Objective: Copy out the entries below in full and exactly.
::::::::::
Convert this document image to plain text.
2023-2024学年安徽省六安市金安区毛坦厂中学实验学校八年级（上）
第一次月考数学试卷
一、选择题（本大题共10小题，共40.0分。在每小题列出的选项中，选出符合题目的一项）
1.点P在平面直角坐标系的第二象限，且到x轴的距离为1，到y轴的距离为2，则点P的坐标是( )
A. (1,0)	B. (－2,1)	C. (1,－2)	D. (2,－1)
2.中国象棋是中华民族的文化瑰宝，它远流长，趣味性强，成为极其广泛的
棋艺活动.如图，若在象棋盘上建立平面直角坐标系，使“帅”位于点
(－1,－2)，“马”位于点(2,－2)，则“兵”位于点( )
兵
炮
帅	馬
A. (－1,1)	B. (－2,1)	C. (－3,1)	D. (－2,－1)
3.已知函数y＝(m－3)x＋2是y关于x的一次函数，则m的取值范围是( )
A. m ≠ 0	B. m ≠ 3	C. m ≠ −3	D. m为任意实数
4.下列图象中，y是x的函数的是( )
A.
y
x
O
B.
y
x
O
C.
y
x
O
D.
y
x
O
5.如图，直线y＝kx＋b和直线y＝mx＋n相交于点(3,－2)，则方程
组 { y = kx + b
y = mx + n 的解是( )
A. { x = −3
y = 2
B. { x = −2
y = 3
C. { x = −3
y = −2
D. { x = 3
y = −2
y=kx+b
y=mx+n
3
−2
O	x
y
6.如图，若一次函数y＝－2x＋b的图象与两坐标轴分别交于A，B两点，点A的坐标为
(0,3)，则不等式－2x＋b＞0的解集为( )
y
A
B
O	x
::::::::::
Result of this exercise:
Convert this document image to plain text.
2023-2024学年安徽省六安市金安区毛坦厂中学实验学校八年级（上）
第一次月考数学试卷
一、选择题（本大题共10小题，共40.0分。在每小题列出的选项中，选出符合题目的一项）
1.点P在平面直角坐标系的第二象限，且到x轴的距离为1，到y轴的距离为2，则点P的坐标是( )
A. (1,0)	B. (－2,1)	C. (1,－2)	D. (2,－1)
2.中国象棋是中华民族的文化瑰宝，它远流长，趣味性强，成为极其广泛的
棋艺活动.如图，若在象棋盘上建立平面直角坐标系，使“帅”位于点
(－1,－2)，“马”位于点(2,－2)，则“兵”位于点( )
兵
炮
帅	馬
A. (－1,1)	B. (－2,1)	C. (－3,1)	D. (－2,－1)
3.已知函数y＝(m－3)x＋2是y关于x的一次函数，则m的取值范围是( )
A. m ≠ 0	B. m ≠ 3	C. m ≠ −3	D. m为任意实数
4.下列图象中，y是x的函数的是( )
A.
y
x
O
B.
y
x
O
C.
y
x
O
D.
y
x
O
5.如图，直线y＝kx＋b和直线y＝mx＋n相交于点(3,－2)，则方程
组 { y = kx + b
y = mx + n 的解是( )
A. { x = −3
y = 2
B. { x = −2
y = 3
C. { x = −3
y = −2
D. { x = 3
y = −2
y=kx+b
y=mx+n
3
−2
O	x
y
6.如图，若一次函数y＝－2x＋b的图象与两坐标轴分别交于A，B两点，点A的坐标为
(0,3)，则不等式－2x＋b＞0的解集为( )
y
A
B
O	x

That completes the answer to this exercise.